> _Short task_: Copy out all the records, word for word.

[Saved data entries]
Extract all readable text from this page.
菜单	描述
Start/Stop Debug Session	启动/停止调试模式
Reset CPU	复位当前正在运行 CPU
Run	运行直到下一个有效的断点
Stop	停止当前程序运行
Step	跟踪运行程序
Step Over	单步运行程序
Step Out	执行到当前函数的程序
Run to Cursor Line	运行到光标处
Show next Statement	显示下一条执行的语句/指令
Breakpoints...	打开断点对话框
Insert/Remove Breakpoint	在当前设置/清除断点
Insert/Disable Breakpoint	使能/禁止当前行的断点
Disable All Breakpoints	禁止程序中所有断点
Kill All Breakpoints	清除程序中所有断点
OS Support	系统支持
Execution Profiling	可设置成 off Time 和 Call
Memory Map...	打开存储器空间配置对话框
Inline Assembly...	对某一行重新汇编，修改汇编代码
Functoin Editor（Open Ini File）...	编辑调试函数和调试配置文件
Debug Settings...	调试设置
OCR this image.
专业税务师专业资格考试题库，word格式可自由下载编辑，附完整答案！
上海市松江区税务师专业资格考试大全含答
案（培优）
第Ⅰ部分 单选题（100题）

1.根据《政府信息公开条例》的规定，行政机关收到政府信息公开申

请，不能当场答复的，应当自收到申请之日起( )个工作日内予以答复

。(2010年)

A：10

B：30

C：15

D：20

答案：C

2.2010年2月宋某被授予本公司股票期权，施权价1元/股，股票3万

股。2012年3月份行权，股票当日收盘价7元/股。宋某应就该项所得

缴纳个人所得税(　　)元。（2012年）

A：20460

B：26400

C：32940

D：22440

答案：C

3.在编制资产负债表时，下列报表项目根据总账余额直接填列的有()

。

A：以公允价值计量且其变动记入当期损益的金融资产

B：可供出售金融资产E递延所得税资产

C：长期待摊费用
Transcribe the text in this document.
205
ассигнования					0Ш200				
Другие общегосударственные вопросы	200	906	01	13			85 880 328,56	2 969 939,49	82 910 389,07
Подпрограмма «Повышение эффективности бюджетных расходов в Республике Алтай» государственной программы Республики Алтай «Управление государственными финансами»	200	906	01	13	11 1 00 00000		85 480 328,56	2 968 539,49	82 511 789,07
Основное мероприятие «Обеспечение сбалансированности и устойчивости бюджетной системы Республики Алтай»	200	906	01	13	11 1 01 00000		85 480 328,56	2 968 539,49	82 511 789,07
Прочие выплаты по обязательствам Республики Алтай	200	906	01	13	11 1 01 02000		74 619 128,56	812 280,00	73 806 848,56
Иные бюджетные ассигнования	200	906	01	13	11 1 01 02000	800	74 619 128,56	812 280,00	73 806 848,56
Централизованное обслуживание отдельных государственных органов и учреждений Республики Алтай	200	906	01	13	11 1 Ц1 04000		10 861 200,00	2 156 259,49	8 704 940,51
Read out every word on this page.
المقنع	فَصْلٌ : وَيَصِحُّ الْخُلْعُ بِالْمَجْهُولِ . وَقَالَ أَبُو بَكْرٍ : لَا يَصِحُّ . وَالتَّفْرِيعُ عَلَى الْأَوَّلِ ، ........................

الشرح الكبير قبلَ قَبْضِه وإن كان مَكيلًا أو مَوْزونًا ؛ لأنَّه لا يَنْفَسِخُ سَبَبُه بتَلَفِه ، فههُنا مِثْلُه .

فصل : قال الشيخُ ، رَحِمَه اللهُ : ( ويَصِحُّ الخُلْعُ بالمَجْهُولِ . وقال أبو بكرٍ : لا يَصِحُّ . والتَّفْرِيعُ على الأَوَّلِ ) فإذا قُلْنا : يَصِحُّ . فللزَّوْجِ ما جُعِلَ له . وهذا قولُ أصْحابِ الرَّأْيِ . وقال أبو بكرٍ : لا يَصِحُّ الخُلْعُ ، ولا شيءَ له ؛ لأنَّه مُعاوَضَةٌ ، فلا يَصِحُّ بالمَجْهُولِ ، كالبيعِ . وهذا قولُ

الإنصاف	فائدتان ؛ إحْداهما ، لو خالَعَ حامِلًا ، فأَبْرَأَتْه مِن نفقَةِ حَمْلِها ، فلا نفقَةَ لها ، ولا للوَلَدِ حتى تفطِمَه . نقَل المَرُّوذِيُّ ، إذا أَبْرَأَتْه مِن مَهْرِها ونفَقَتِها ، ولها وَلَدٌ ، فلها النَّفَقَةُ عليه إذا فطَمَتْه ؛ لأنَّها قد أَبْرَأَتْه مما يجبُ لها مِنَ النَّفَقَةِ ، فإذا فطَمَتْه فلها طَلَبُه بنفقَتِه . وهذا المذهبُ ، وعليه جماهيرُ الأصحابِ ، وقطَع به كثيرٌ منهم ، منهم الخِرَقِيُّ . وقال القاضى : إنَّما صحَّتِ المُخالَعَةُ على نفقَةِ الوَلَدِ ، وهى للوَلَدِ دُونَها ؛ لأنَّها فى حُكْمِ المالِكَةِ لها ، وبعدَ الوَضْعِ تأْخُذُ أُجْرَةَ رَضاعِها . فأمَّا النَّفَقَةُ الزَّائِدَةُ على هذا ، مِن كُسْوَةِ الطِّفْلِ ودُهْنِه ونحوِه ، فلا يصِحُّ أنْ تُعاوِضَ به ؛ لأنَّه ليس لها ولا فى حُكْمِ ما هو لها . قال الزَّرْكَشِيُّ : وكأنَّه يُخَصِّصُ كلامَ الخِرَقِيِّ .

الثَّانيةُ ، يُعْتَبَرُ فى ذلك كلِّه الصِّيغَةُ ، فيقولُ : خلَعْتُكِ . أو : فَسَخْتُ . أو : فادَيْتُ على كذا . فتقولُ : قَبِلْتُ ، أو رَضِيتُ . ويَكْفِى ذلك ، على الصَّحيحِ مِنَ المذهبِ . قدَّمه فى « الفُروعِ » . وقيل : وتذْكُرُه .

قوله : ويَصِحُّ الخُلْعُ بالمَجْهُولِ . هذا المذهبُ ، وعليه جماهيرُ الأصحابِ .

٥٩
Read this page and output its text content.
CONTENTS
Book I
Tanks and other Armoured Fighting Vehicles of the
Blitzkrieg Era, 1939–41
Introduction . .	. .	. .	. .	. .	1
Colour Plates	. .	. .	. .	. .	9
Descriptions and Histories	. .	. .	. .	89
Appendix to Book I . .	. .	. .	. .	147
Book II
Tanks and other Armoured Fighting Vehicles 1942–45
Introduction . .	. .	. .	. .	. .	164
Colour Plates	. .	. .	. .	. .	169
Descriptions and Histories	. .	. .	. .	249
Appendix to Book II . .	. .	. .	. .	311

> _Solution for this problem_:
Extract all readable text from this page.
菜单	描述
Start/Stop Debug Session	启动/停止调试模式
Reset CPU	复位当前正在运行 CPU
Run	运行直到下一个有效的断点
Stop	停止当前程序运行
Step	跟踪运行程序
Step Over	单步运行程序
Step Out	执行到当前函数的程序
Run to Cursor Line	运行到光标处
Show next Statement	显示下一条执行的语句/指令
Breakpoints...	打开断点对话框
Insert/Remove Breakpoint	在当前设置/清除断点
Insert/Disable Breakpoint	使能/禁止当前行的断点
Disable All Breakpoints	禁止程序中所有断点
Kill All Breakpoints	清除程序中所有断点
OS Support	系统支持
Execution Profiling	可设置成 off Time 和 Call
Memory Map...	打开存储器空间配置对话框
Inline Assembly...	对某一行重新汇编，修改汇编代码
Functoin Editor（Open Ini File）...	编辑调试函数和调试配置文件
Debug Settings...	调试设置
OCR this image.
专业税务师专业资格考试题库，word格式可自由下载编辑，附完整答案！
上海市松江区税务师专业资格考试大全含答
案（培优）
第Ⅰ部分 单选题（100题）

1.根据《政府信息公开条例》的规定，行政机关收到政府信息公开申

请，不能当场答复的，应当自收到申请之日起( )个工作日内予以答复

。(2010年)

A：10

B：30

C：15

D：20

答案：C

2.2010年2月宋某被授予本公司股票期权，施权价1元/股，股票3万

股。2012年3月份行权，股票当日收盘价7元/股。宋某应就该项所得

缴纳个人所得税(　　)元。（2012年）

A：20460

B：26400

C：32940

D：22440

答案：C

3.在编制资产负债表时，下列报表项目根据总账余额直接填列的有()

。

A：以公允价值计量且其变动记入当期损益的金融资产

B：可供出售金融资产E递延所得税资产

C：长期待摊费用
Transcribe the text in this document.
205
ассигнования					0Ш200				
Другие общегосударственные вопросы	200	906	01	13			85 880 328,56	2 969 939,49	82 910 389,07
Подпрограмма «Повышение эффективности бюджетных расходов в Республике Алтай» государственной программы Республики Алтай «Управление государственными финансами»	200	906	01	13	11 1 00 00000		85 480 328,56	2 968 539,49	82 511 789,07
Основное мероприятие «Обеспечение сбалансированности и устойчивости бюджетной системы Республики Алтай»	200	906	01	13	11 1 01 00000		85 480 328,56	2 968 539,49	82 511 789,07
Прочие выплаты по обязательствам Республики Алтай	200	906	01	13	11 1 01 02000		74 619 128,56	812 280,00	73 806 848,56
Иные бюджетные ассигнования	200	906	01	13	11 1 01 02000	800	74 619 128,56	812 280,00	73 806 848,56
Централизованное обслуживание отдельных государственных органов и учреждений Республики Алтай	200	906	01	13	11 1 Ц1 04000		10 861 200,00	2 156 259,49	8 704 940,51
Read out every word on this page.
المقنع	فَصْلٌ : وَيَصِحُّ الْخُلْعُ بِالْمَجْهُولِ . وَقَالَ أَبُو بَكْرٍ : لَا يَصِحُّ . وَالتَّفْرِيعُ عَلَى الْأَوَّلِ ، ........................

الشرح الكبير قبلَ قَبْضِه وإن كان مَكيلًا أو مَوْزونًا ؛ لأنَّه لا يَنْفَسِخُ سَبَبُه بتَلَفِه ، فههُنا مِثْلُه .

فصل : قال الشيخُ ، رَحِمَه اللهُ : ( ويَصِحُّ الخُلْعُ بالمَجْهُولِ . وقال أبو بكرٍ : لا يَصِحُّ . والتَّفْرِيعُ على الأَوَّلِ ) فإذا قُلْنا : يَصِحُّ . فللزَّوْجِ ما جُعِلَ له . وهذا قولُ أصْحابِ الرَّأْيِ . وقال أبو بكرٍ : لا يَصِحُّ الخُلْعُ ، ولا شيءَ له ؛ لأنَّه مُعاوَضَةٌ ، فلا يَصِحُّ بالمَجْهُولِ ، كالبيعِ . وهذا قولُ

الإنصاف	فائدتان ؛ إحْداهما ، لو خالَعَ حامِلًا ، فأَبْرَأَتْه مِن نفقَةِ حَمْلِها ، فلا نفقَةَ لها ، ولا للوَلَدِ حتى تفطِمَه . نقَل المَرُّوذِيُّ ، إذا أَبْرَأَتْه مِن مَهْرِها ونفَقَتِها ، ولها وَلَدٌ ، فلها النَّفَقَةُ عليه إذا فطَمَتْه ؛ لأنَّها قد أَبْرَأَتْه مما يجبُ لها مِنَ النَّفَقَةِ ، فإذا فطَمَتْه فلها طَلَبُه بنفقَتِه . وهذا المذهبُ ، وعليه جماهيرُ الأصحابِ ، وقطَع به كثيرٌ منهم ، منهم الخِرَقِيُّ . وقال القاضى : إنَّما صحَّتِ المُخالَعَةُ على نفقَةِ الوَلَدِ ، وهى للوَلَدِ دُونَها ؛ لأنَّها فى حُكْمِ المالِكَةِ لها ، وبعدَ الوَضْعِ تأْخُذُ أُجْرَةَ رَضاعِها . فأمَّا النَّفَقَةُ الزَّائِدَةُ على هذا ، مِن كُسْوَةِ الطِّفْلِ ودُهْنِه ونحوِه ، فلا يصِحُّ أنْ تُعاوِضَ به ؛ لأنَّه ليس لها ولا فى حُكْمِ ما هو لها . قال الزَّرْكَشِيُّ : وكأنَّه يُخَصِّصُ كلامَ الخِرَقِيِّ .

الثَّانيةُ ، يُعْتَبَرُ فى ذلك كلِّه الصِّيغَةُ ، فيقولُ : خلَعْتُكِ . أو : فَسَخْتُ . أو : فادَيْتُ على كذا . فتقولُ : قَبِلْتُ ، أو رَضِيتُ . ويَكْفِى ذلك ، على الصَّحيحِ مِنَ المذهبِ . قدَّمه فى « الفُروعِ » . وقيل : وتذْكُرُه .

قوله : ويَصِحُّ الخُلْعُ بالمَجْهُولِ . هذا المذهبُ ، وعليه جماهيرُ الأصحابِ .

٥٩
Read this page and output its text content.
CONTENTS
Book I
Tanks and other Armoured Fighting Vehicles of the
Blitzkrieg Era, 1939–41
Introduction . .	. .	. .	. .	. .	1
Colour Plates	. .	. .	. .	. .	9
Descriptions and Histories	. .	. .	. .	89
Appendix to Book I . .	. .	. .	. .	147
Book II
Tanks and other Armoured Fighting Vehicles 1942–45
Introduction . .	. .	. .	. .	. .	164
Colour Plates	. .	. .	. .	. .	169
Descriptions and Histories	. .	. .	. .	249
Appendix to Book II . .	. .	. .	. .	311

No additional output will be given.